### PROVIDED INFORMATION ###

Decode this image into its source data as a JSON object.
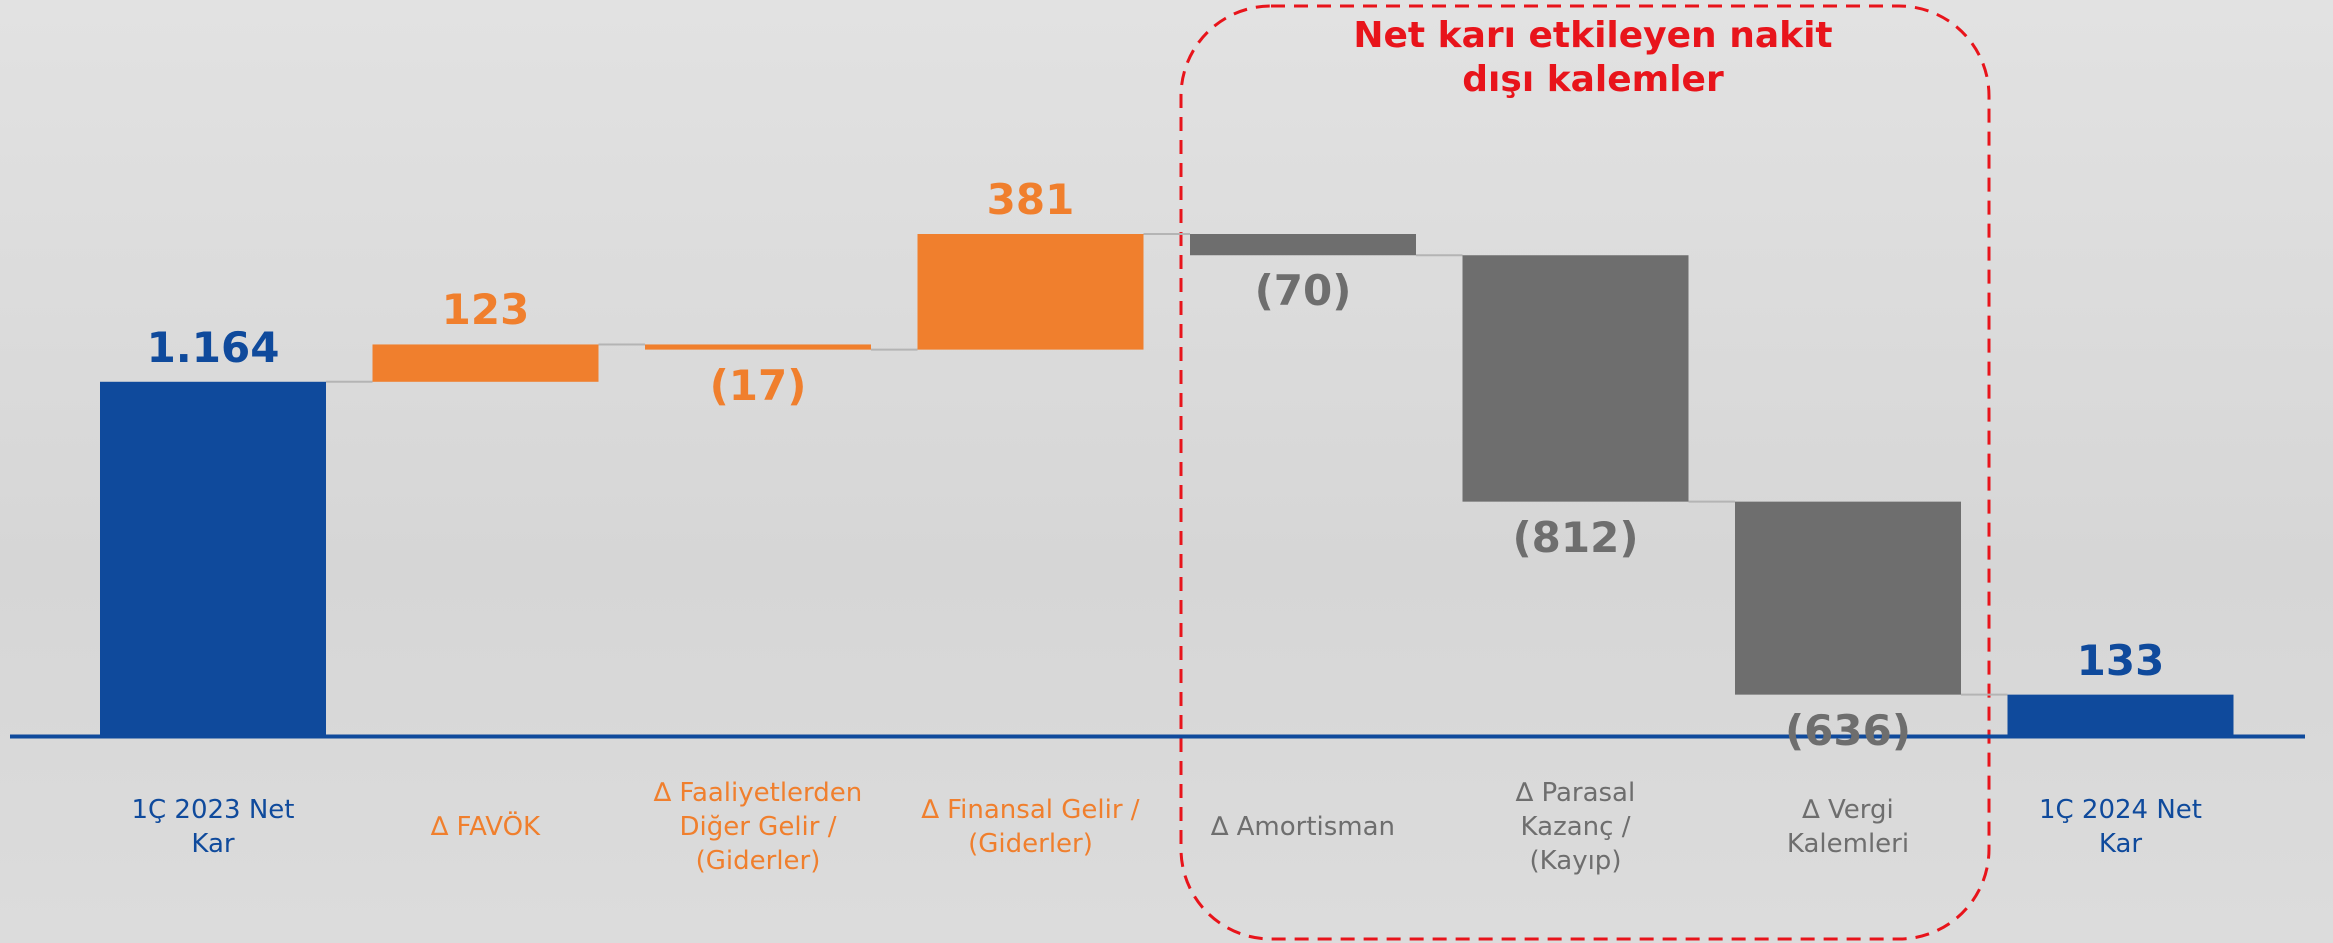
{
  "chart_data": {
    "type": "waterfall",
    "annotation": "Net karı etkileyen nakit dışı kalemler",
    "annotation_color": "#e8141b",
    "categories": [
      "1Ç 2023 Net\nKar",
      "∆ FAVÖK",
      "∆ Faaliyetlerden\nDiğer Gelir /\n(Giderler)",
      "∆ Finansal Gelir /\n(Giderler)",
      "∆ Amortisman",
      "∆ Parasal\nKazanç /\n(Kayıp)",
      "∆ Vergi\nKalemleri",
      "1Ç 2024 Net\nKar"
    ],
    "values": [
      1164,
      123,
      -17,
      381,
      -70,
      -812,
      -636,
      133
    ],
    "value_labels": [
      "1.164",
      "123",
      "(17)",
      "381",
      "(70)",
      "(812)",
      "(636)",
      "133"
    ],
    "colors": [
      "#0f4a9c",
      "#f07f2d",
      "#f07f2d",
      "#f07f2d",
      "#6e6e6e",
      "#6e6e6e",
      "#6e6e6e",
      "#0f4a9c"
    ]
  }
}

###

WHAT IS NEEDED
Copy every line of the entries above in which "Giderler" occurs.

RESULT
      "∆ Faaliyetlerden\nDiğer Gelir /\n(Giderler)",
      "∆ Finansal Gelir /\n(Giderler)",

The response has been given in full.